§ GIVEN REQUEST:
Where a line below holds the string "name", copy that line.

§ RECORD EXTRACTS:
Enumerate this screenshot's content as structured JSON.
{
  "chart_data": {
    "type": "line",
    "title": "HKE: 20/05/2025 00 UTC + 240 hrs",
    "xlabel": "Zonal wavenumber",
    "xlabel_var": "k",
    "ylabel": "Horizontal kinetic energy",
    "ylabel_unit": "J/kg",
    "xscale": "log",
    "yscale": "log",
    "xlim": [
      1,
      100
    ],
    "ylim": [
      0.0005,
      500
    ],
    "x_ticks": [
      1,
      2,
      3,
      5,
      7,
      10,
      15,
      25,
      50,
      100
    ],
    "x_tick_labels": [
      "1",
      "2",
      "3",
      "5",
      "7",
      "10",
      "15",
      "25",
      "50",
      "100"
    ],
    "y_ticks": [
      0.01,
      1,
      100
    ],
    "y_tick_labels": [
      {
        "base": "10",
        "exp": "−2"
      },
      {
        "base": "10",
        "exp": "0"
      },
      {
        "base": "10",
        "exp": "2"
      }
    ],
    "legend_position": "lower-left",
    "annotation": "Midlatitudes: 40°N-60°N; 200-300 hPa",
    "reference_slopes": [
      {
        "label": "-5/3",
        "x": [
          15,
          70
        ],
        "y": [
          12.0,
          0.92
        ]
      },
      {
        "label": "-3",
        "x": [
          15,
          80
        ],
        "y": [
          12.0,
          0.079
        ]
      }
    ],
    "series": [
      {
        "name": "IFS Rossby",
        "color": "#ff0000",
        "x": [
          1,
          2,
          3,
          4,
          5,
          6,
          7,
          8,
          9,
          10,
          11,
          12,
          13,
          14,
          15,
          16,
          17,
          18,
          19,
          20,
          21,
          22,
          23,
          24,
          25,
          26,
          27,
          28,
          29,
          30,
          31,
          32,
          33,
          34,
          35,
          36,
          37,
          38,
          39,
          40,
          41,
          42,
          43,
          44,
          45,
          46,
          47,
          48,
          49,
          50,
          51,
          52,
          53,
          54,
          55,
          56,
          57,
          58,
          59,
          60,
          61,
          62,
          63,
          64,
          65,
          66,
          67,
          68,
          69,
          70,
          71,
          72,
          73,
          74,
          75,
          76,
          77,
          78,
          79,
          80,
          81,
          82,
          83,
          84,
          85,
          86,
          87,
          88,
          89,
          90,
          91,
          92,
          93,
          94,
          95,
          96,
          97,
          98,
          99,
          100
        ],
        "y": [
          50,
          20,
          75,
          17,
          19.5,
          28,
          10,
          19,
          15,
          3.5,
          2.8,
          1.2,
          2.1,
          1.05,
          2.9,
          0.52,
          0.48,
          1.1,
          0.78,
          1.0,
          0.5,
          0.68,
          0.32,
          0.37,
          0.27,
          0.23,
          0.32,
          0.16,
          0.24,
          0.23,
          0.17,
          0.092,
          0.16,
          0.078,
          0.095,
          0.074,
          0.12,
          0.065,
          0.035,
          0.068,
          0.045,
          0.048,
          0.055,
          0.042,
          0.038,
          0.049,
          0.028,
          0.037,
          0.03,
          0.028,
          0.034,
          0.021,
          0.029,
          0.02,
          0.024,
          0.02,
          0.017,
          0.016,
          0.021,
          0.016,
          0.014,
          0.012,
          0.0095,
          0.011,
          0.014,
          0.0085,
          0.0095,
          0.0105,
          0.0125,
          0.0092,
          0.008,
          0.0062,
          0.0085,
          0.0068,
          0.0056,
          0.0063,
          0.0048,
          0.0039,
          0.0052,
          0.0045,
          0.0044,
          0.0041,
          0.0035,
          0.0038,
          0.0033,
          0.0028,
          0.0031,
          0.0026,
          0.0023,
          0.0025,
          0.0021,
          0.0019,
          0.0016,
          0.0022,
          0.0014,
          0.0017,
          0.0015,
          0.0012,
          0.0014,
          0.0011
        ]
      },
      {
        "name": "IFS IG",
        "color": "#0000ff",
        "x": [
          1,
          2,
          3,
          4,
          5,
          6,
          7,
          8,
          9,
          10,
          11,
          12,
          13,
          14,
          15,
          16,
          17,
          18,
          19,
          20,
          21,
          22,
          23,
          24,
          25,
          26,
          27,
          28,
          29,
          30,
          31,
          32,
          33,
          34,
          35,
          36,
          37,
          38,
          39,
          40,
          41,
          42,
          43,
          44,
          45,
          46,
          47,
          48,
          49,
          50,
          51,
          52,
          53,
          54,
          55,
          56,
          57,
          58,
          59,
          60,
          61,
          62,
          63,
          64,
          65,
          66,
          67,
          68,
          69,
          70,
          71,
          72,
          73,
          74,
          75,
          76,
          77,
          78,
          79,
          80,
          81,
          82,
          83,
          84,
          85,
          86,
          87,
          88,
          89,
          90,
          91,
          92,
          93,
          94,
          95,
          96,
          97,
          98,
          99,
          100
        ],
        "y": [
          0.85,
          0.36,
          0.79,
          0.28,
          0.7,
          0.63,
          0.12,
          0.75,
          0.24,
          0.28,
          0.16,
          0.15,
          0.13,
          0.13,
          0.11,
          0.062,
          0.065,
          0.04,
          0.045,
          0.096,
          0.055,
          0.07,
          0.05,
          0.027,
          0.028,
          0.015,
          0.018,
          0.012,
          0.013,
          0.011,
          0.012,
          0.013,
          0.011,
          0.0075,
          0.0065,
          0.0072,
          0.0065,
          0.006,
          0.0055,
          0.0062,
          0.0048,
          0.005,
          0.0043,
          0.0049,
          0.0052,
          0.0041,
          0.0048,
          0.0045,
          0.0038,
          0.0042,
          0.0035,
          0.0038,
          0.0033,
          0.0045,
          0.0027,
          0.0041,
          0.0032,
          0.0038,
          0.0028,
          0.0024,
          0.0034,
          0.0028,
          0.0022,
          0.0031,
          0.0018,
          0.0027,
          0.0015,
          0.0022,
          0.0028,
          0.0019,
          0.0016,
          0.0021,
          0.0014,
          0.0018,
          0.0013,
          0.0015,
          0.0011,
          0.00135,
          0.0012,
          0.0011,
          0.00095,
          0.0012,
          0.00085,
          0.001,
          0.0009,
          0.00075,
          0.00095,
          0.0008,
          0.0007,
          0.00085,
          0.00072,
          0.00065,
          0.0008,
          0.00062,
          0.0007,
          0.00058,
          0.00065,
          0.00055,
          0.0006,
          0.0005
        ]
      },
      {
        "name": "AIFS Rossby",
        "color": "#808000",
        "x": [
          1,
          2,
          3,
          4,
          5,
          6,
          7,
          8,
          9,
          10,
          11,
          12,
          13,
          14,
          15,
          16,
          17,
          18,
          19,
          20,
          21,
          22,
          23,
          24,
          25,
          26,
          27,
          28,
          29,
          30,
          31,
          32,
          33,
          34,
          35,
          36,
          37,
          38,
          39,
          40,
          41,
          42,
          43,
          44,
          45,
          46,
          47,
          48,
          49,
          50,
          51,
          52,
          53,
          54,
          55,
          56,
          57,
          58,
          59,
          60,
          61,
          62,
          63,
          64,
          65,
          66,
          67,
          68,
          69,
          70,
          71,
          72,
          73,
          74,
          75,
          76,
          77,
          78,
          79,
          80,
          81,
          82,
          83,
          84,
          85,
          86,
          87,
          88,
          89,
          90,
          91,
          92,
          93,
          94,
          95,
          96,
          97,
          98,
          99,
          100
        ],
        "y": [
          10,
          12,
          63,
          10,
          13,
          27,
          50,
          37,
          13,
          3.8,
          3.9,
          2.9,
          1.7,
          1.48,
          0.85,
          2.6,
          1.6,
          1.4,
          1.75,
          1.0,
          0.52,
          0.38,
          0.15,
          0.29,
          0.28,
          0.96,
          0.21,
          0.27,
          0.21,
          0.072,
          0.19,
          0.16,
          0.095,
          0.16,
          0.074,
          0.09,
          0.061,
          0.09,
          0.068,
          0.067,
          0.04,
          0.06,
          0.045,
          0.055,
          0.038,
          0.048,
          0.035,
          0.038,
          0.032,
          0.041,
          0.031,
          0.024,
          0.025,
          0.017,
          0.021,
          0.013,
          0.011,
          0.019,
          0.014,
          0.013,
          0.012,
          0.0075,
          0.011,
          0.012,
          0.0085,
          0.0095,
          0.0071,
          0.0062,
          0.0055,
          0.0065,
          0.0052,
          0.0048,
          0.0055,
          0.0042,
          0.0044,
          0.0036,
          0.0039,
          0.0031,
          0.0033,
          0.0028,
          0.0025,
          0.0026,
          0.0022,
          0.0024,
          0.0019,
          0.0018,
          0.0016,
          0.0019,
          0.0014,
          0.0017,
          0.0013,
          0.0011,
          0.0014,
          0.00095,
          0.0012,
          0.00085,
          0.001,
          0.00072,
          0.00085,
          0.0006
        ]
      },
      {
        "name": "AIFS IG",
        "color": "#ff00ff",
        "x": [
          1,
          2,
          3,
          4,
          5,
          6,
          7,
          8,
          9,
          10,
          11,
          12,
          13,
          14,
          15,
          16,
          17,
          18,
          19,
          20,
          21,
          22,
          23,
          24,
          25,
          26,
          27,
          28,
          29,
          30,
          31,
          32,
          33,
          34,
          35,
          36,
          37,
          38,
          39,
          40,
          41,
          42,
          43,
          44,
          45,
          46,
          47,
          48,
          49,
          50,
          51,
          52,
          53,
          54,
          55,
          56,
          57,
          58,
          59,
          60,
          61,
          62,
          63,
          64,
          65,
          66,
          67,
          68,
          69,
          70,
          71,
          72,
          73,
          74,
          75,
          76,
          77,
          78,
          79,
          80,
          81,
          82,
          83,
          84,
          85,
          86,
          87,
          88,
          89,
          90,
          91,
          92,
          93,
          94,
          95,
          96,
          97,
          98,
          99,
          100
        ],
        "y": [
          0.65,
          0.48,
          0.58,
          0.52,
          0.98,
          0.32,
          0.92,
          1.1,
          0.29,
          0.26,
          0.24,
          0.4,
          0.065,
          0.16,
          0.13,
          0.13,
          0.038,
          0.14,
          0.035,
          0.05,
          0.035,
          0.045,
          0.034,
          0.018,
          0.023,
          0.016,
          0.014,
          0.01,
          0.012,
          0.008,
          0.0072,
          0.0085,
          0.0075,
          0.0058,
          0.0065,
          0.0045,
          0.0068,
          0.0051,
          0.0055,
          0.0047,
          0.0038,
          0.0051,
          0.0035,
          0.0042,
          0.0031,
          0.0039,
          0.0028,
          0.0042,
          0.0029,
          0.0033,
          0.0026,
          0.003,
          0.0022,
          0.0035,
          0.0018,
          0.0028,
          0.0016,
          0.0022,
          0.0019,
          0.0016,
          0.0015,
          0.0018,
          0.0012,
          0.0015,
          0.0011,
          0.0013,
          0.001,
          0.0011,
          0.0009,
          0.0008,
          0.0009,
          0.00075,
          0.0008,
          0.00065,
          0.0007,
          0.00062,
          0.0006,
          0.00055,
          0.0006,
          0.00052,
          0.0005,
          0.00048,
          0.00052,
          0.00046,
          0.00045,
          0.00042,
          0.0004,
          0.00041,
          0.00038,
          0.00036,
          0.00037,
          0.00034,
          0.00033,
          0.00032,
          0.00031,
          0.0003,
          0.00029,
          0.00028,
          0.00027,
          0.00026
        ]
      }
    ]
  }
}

§ ANSWER FOR THE TASK:
        "name": "IFS Rossby",
        "name": "IFS IG",
        "name": "AIFS Rossby",
        "name": "AIFS IG",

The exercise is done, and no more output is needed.